■ EXERCISE AIM
What follows is a listing; restate every line of it word for word.

■ DATA SUPPLIED

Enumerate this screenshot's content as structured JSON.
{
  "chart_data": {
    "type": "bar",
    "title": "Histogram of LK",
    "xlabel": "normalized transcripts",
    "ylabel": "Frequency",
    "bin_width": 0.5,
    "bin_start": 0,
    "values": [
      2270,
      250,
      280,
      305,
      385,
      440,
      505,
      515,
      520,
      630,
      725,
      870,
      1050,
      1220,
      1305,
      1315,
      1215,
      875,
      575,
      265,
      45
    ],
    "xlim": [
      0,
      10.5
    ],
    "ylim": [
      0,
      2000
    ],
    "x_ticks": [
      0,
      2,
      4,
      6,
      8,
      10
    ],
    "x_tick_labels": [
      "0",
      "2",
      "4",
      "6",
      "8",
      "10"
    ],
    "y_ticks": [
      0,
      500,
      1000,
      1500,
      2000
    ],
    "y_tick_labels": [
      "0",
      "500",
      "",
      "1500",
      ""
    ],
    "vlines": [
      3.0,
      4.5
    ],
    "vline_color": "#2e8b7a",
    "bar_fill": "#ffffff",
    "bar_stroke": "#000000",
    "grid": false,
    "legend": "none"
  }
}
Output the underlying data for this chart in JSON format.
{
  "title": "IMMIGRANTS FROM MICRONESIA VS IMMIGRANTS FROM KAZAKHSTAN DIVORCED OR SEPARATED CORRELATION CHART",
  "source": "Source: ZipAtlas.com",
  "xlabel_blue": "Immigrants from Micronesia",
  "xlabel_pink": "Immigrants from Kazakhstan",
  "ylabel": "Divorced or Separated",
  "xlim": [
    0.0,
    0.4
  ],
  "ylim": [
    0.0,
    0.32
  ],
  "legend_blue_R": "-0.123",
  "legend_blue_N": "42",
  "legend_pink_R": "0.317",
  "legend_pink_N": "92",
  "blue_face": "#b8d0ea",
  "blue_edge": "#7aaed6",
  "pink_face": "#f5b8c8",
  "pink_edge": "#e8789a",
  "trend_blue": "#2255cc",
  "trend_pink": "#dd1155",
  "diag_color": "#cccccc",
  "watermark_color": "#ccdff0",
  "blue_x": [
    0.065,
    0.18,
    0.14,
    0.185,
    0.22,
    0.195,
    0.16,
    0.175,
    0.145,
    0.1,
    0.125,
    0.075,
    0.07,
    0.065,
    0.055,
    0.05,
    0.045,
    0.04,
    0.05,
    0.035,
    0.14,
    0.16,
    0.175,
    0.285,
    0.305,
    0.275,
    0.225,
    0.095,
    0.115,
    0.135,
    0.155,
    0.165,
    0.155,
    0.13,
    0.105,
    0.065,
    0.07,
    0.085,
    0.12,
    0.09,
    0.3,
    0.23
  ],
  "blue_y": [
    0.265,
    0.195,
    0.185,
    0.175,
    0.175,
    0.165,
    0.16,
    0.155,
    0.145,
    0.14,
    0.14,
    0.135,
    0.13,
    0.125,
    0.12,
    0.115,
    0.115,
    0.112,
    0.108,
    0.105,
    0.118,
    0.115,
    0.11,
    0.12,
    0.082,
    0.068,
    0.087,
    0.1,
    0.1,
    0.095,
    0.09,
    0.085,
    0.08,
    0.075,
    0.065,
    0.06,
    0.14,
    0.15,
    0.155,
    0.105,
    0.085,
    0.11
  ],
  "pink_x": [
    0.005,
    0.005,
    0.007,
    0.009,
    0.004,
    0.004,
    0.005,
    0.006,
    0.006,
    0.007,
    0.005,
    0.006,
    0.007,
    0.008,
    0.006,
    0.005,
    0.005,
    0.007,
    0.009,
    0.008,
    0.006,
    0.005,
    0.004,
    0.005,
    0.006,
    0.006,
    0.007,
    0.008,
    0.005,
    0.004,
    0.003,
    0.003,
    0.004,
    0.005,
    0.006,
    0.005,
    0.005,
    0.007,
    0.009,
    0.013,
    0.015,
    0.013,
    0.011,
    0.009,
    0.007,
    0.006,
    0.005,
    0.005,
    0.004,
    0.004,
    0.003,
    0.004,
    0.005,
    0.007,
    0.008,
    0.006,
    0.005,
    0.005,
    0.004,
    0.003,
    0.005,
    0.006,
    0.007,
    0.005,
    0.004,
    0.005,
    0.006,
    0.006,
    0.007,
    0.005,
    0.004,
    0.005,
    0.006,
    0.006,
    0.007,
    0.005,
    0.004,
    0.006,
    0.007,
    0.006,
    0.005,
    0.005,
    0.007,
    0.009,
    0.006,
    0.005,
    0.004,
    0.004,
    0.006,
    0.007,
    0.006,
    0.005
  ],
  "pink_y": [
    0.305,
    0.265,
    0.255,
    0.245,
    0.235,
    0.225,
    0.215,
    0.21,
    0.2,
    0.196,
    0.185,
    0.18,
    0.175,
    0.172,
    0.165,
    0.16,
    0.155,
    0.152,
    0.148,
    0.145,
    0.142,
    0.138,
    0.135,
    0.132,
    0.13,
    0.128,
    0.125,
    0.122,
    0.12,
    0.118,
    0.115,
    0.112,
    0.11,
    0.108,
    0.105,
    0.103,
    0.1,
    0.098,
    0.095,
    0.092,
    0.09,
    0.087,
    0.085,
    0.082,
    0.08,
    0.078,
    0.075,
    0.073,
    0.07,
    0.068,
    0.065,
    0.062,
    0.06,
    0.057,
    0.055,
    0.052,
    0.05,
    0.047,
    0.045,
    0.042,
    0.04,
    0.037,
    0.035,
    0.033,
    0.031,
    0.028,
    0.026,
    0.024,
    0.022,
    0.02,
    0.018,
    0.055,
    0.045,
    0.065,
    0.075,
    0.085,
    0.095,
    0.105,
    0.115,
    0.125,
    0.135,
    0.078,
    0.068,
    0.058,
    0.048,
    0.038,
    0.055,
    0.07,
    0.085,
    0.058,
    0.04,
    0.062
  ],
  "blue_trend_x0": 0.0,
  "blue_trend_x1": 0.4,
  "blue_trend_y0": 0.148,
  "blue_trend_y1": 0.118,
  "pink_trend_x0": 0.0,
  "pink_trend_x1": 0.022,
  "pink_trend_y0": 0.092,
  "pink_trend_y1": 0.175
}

■ PROBLEM SOLUTION
Enumerate this screenshot's content as structured JSON.
{
  "chart_data": {
    "type": "bar",
    "title": "Histogram of LK",
    "xlabel": "normalized transcripts",
    "ylabel": "Frequency",
    "bin_width": 0.5,
    "bin_start": 0,
    "values": [
      2270,
      250,
      280,
      305,
      385,
      440,
      505,
      515,
      520,
      630,
      725,
      870,
      1050,
      1220,
      1305,
      1315,
      1215,
      875,
      575,
      265,
      45
    ],
    "xlim": [
      0,
      10.5
    ],
    "ylim": [
      0,
      2000
    ],
    "x_ticks": [
      0,
      2,
      4,
      6,
      8,
      10
    ],
    "x_tick_labels": [
      "0",
      "2",
      "4",
      "6",
      "8",
      "10"
    ],
    "y_ticks": [
      0,
      500,
      1000,
      1500,
      2000
    ],
    "y_tick_labels": [
      "0",
      "500",
      "",
      "1500",
      ""
    ],
    "vlines": [
      3.0,
      4.5
    ],
    "vline_color": "#2e8b7a",
    "bar_fill": "#ffffff",
    "bar_stroke": "#000000",
    "grid": false,
    "legend": "none"
  }
}
Output the underlying data for this chart in JSON format.
{
  "title": "IMMIGRANTS FROM MICRONESIA VS IMMIGRANTS FROM KAZAKHSTAN DIVORCED OR SEPARATED CORRELATION CHART",
  "source": "Source: ZipAtlas.com",
  "xlabel_blue": "Immigrants from Micronesia",
  "xlabel_pink": "Immigrants from Kazakhstan",
  "ylabel": "Divorced or Separated",
  "xlim": [
    0.0,
    0.4
  ],
  "ylim": [
    0.0,
    0.32
  ],
  "legend_blue_R": "-0.123",
  "legend_blue_N": "42",
  "legend_pink_R": "0.317",
  "legend_pink_N": "92",
  "blue_face": "#b8d0ea",
  "blue_edge": "#7aaed6",
  "pink_face": "#f5b8c8",
  "pink_edge": "#e8789a",
  "trend_blue": "#2255cc",
  "trend_pink": "#dd1155",
  "diag_color": "#cccccc",
  "watermark_color": "#ccdff0",
  "blue_x": [
    0.065,
    0.18,
    0.14,
    0.185,
    0.22,
    0.195,
    0.16,
    0.175,
    0.145,
    0.1,
    0.125,
    0.075,
    0.07,
    0.065,
    0.055,
    0.05,
    0.045,
    0.04,
    0.05,
    0.035,
    0.14,
    0.16,
    0.175,
    0.285,
    0.305,
    0.275,
    0.225,
    0.095,
    0.115,
    0.135,
    0.155,
    0.165,
    0.155,
    0.13,
    0.105,
    0.065,
    0.07,
    0.085,
    0.12,
    0.09,
    0.3,
    0.23
  ],
  "blue_y": [
    0.265,
    0.195,
    0.185,
    0.175,
    0.175,
    0.165,
    0.16,
    0.155,
    0.145,
    0.14,
    0.14,
    0.135,
    0.13,
    0.125,
    0.12,
    0.115,
    0.115,
    0.112,
    0.108,
    0.105,
    0.118,
    0.115,
    0.11,
    0.12,
    0.082,
    0.068,
    0.087,
    0.1,
    0.1,
    0.095,
    0.09,
    0.085,
    0.08,
    0.075,
    0.065,
    0.06,
    0.14,
    0.15,
    0.155,
    0.105,
    0.085,
    0.11
  ],
  "pink_x": [
    0.005,
    0.005,
    0.007,
    0.009,
    0.004,
    0.004,
    0.005,
    0.006,
    0.006,
    0.007,
    0.005,
    0.006,
    0.007,
    0.008,
    0.006,
    0.005,
    0.005,
    0.007,
    0.009,
    0.008,
    0.006,
    0.005,
    0.004,
    0.005,
    0.006,
    0.006,
    0.007,
    0.008,
    0.005,
    0.004,
    0.003,
    0.003,
    0.004,
    0.005,
    0.006,
    0.005,
    0.005,
    0.007,
    0.009,
    0.013,
    0.015,
    0.013,
    0.011,
    0.009,
    0.007,
    0.006,
    0.005,
    0.005,
    0.004,
    0.004,
    0.003,
    0.004,
    0.005,
    0.007,
    0.008,
    0.006,
    0.005,
    0.005,
    0.004,
    0.003,
    0.005,
    0.006,
    0.007,
    0.005,
    0.004,
    0.005,
    0.006,
    0.006,
    0.007,
    0.005,
    0.004,
    0.005,
    0.006,
    0.006,
    0.007,
    0.005,
    0.004,
    0.006,
    0.007,
    0.006,
    0.005,
    0.005,
    0.007,
    0.009,
    0.006,
    0.005,
    0.004,
    0.004,
    0.006,
    0.007,
    0.006,
    0.005
  ],
  "pink_y": [
    0.305,
    0.265,
    0.255,
    0.245,
    0.235,
    0.225,
    0.215,
    0.21,
    0.2,
    0.196,
    0.185,
    0.18,
    0.175,
    0.172,
    0.165,
    0.16,
    0.155,
    0.152,
    0.148,
    0.145,
    0.142,
    0.138,
    0.135,
    0.132,
    0.13,
    0.128,
    0.125,
    0.122,
    0.12,
    0.118,
    0.115,
    0.112,
    0.11,
    0.108,
    0.105,
    0.103,
    0.1,
    0.098,
    0.095,
    0.092,
    0.09,
    0.087,
    0.085,
    0.082,
    0.08,
    0.078,
    0.075,
    0.073,
    0.07,
    0.068,
    0.065,
    0.062,
    0.06,
    0.057,
    0.055,
    0.052,
    0.05,
    0.047,
    0.045,
    0.042,
    0.04,
    0.037,
    0.035,
    0.033,
    0.031,
    0.028,
    0.026,
    0.024,
    0.022,
    0.02,
    0.018,
    0.055,
    0.045,
    0.065,
    0.075,
    0.085,
    0.095,
    0.105,
    0.115,
    0.125,
    0.135,
    0.078,
    0.068,
    0.058,
    0.048,
    0.038,
    0.055,
    0.07,
    0.085,
    0.058,
    0.04,
    0.062
  ],
  "blue_trend_x0": 0.0,
  "blue_trend_x1": 0.4,
  "blue_trend_y0": 0.148,
  "blue_trend_y1": 0.118,
  "pink_trend_x0": 0.0,
  "pink_trend_x1": 0.022,
  "pink_trend_y0": 0.092,
  "pink_trend_y1": 0.175
}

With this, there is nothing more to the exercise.